The exercise. Make an exact copy of all the data.

********************

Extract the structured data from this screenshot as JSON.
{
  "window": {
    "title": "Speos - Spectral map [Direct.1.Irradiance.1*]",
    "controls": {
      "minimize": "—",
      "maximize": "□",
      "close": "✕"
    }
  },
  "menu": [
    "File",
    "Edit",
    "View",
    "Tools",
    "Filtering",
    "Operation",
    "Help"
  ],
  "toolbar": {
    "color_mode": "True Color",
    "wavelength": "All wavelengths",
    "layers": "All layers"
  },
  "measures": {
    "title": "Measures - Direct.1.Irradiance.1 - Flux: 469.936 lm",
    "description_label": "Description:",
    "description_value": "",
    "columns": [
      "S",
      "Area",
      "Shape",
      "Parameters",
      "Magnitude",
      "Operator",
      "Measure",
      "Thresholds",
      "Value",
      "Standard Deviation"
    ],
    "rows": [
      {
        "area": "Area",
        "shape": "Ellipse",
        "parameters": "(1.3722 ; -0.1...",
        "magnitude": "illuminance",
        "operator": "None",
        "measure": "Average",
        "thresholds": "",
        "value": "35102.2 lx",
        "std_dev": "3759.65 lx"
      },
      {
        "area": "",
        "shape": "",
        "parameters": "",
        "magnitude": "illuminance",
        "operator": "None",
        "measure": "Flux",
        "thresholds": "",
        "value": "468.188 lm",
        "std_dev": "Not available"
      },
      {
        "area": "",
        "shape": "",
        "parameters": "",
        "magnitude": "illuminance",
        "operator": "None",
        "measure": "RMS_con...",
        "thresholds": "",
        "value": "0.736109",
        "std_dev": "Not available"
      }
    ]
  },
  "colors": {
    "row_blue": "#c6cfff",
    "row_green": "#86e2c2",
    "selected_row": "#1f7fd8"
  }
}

********************

Answer to this problem.
Extract the structured data from this screenshot as JSON.
{
  "window": {
    "title": "Speos - Spectral map [Direct.1.Irradiance.1*]",
    "controls": {
      "minimize": "—",
      "maximize": "□",
      "close": "✕"
    }
  },
  "menu": [
    "File",
    "Edit",
    "View",
    "Tools",
    "Filtering",
    "Operation",
    "Help"
  ],
  "toolbar": {
    "color_mode": "True Color",
    "wavelength": "All wavelengths",
    "layers": "All layers"
  },
  "measures": {
    "title": "Measures - Direct.1.Irradiance.1 - Flux: 469.936 lm",
    "description_label": "Description:",
    "description_value": "",
    "columns": [
      "S",
      "Area",
      "Shape",
      "Parameters",
      "Magnitude",
      "Operator",
      "Measure",
      "Thresholds",
      "Value",
      "Standard Deviation"
    ],
    "rows": [
      {
        "area": "Area",
        "shape": "Ellipse",
        "parameters": "(1.3722 ; -0.1...",
        "magnitude": "illuminance",
        "operator": "None",
        "measure": "Average",
        "thresholds": "",
        "value": "35102.2 lx",
        "std_dev": "3759.65 lx"
      },
      {
        "area": "",
        "shape": "",
        "parameters": "",
        "magnitude": "illuminance",
        "operator": "None",
        "measure": "Flux",
        "thresholds": "",
        "value": "468.188 lm",
        "std_dev": "Not available"
      },
      {
        "area": "",
        "shape": "",
        "parameters": "",
        "magnitude": "illuminance",
        "operator": "None",
        "measure": "RMS_con...",
        "thresholds": "",
        "value": "0.736109",
        "std_dev": "Not available"
      }
    ]
  },
  "colors": {
    "row_blue": "#c6cfff",
    "row_green": "#86e2c2",
    "selected_row": "#1f7fd8"
  }
}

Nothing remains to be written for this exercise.